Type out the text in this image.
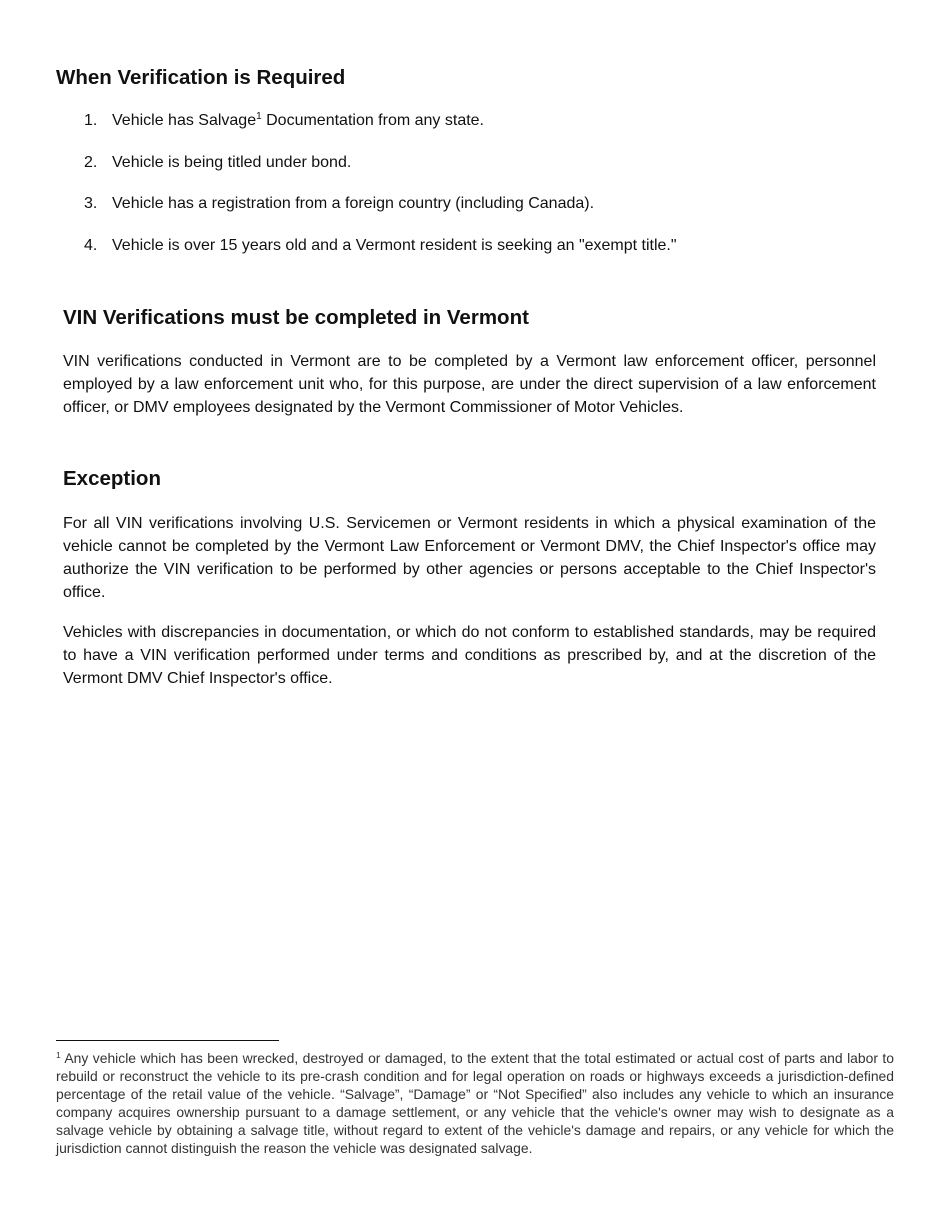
When Verification is Required
1. Vehicle has Salvage$^1$ Documentation from any state.
2. Vehicle is being titled under bond.
3. Vehicle has a registration from a foreign country (including Canada).
4. Vehicle is over 15 years old and a Vermont resident is seeking an "exempt title."
VIN Verifications must be completed in Vermont

VIN verifications conducted in Vermont are to be completed by a Vermont law enforcement officer, personnel employed by a law enforcement unit who, for this purpose, are under the direct supervision of a law enforcement officer, or DMV employees designated by the Vermont Commissioner of Motor Vehicles.

Exception

For all VIN verifications involving U.S. Servicemen or Vermont residents in which a physical examination of the vehicle cannot be completed by the Vermont Law Enforcement or Vermont DMV, the Chief Inspector's office may authorize the VIN verification to be performed by other agencies or persons acceptable to the Chief Inspector's office.

Vehicles with discrepancies in documentation, or which do not conform to established standards, may be required to have a VIN verification performed under terms and conditions as prescribed by, and at the discretion of the Vermont DMV Chief Inspector's office.

$^1$ Any vehicle which has been wrecked, destroyed or damaged, to the extent that the total estimated or actual cost of parts and labor to rebuild or reconstruct the vehicle to its pre-crash condition and for legal operation on roads or highways exceeds a jurisdiction-defined percentage of the retail value of the vehicle. “Salvage”, “Damage” or “Not Specified” also includes any vehicle to which an insurance company acquires ownership pursuant to a damage settlement, or any vehicle that the vehicle's owner may wish to designate as a salvage vehicle by obtaining a salvage title, without regard to extent of the vehicle's damage and repairs, or any vehicle for which the jurisdiction cannot distinguish the reason the vehicle was designated salvage.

◆ ◆ ◆

WHAT YOU NEED TO DO: Write down every line of the data above that includes the string "Salvage".

CORRECT OUTPUT:
1. Vehicle has Salvage$^1$ Documentation from any state.
$^1$ Any vehicle which has been wrecked, destroyed or damaged, to the extent that the total estimated or actual cost of parts and labor to rebuild or reconstruct the vehicle to its pre-crash condition and for legal operation on roads or highways exceeds a jurisdiction-defined percentage of the retail value of the vehicle. “Salvage”, “Damage” or “Not Specified” also includes any vehicle to which an insurance company acquires ownership pursuant to a damage settlement, or any vehicle that the vehicle's owner may wish to designate as a salvage vehicle by obtaining a salvage title, without regard to extent of the vehicle's damage and repairs, or any vehicle for which the jurisdiction cannot distinguish the reason the vehicle was designated salvage.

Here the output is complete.